Show only lines that include "จากการบาดเจ".

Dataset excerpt
## START

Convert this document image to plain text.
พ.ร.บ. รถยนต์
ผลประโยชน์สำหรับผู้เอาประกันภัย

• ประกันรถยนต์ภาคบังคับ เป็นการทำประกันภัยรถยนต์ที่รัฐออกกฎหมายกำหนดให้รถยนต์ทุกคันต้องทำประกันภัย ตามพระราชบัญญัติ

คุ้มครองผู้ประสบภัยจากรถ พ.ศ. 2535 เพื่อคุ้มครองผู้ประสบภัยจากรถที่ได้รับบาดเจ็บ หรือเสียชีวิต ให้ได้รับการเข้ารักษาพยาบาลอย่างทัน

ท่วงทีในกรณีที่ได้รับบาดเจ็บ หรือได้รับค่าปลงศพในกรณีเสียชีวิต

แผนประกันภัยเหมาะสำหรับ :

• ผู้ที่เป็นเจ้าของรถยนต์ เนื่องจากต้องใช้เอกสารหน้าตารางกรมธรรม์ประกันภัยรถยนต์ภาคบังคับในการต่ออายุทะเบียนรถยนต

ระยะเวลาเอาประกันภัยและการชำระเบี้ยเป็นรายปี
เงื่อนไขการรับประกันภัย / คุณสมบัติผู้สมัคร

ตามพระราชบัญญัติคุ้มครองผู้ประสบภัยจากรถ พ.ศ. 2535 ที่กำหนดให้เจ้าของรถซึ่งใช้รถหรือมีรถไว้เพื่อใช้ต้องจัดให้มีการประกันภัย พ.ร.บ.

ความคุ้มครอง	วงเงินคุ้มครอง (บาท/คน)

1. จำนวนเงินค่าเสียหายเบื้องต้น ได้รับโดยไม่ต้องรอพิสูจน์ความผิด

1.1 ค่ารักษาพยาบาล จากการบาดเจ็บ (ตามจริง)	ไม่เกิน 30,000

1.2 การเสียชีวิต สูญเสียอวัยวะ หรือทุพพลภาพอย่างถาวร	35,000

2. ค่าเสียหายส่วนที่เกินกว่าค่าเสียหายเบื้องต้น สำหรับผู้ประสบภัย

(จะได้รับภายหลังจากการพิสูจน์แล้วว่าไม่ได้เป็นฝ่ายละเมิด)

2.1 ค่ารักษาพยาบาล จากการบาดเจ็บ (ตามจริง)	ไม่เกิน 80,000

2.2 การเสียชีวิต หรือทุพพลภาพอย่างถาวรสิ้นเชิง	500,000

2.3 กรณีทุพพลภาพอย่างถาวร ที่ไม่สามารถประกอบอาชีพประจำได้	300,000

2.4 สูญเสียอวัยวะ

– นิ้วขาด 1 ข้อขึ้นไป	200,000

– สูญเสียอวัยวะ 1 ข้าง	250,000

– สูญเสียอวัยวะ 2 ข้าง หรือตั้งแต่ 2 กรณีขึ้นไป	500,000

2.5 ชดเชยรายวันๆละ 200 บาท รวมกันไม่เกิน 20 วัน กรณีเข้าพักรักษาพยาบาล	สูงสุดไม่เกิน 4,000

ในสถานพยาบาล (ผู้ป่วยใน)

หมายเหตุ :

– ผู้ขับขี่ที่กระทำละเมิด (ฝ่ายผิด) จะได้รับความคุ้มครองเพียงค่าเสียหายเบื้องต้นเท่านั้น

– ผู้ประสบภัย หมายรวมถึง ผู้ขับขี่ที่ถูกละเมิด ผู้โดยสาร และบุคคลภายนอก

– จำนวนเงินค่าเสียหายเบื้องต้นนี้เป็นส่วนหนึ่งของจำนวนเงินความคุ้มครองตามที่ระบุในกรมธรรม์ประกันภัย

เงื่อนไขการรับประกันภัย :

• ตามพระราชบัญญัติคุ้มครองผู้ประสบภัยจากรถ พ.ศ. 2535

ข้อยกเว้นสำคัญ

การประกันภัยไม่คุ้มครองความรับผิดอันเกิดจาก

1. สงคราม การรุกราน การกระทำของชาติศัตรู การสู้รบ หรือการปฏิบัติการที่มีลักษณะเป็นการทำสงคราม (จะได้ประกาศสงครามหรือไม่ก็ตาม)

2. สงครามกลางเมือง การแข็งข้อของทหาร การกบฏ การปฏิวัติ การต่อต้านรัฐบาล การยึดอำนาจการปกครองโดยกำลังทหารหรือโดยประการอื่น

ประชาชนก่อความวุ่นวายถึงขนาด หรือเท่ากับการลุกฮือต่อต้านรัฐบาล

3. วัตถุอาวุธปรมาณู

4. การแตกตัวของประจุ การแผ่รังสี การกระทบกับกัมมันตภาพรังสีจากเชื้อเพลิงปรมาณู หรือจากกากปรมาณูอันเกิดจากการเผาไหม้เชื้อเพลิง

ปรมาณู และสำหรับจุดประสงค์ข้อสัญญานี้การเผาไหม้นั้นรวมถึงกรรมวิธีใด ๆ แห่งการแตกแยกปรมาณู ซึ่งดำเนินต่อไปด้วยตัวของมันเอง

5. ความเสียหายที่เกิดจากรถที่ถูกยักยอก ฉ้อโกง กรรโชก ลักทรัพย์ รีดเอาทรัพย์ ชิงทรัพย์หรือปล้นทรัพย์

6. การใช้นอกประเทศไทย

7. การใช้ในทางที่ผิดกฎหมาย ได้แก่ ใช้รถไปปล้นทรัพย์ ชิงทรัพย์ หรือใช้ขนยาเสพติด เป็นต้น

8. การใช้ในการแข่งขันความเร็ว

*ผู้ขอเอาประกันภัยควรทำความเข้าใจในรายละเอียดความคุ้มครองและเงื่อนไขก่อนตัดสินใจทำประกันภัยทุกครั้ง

## END

**The completed task:**
1.1 ค่ารักษาพยาบาล จากการบาดเจ็บ (ตามจริง)	ไม่เกิน 30,000
2.1 ค่ารักษาพยาบาล จากการบาดเจ็บ (ตามจริง)	ไม่เกิน 80,000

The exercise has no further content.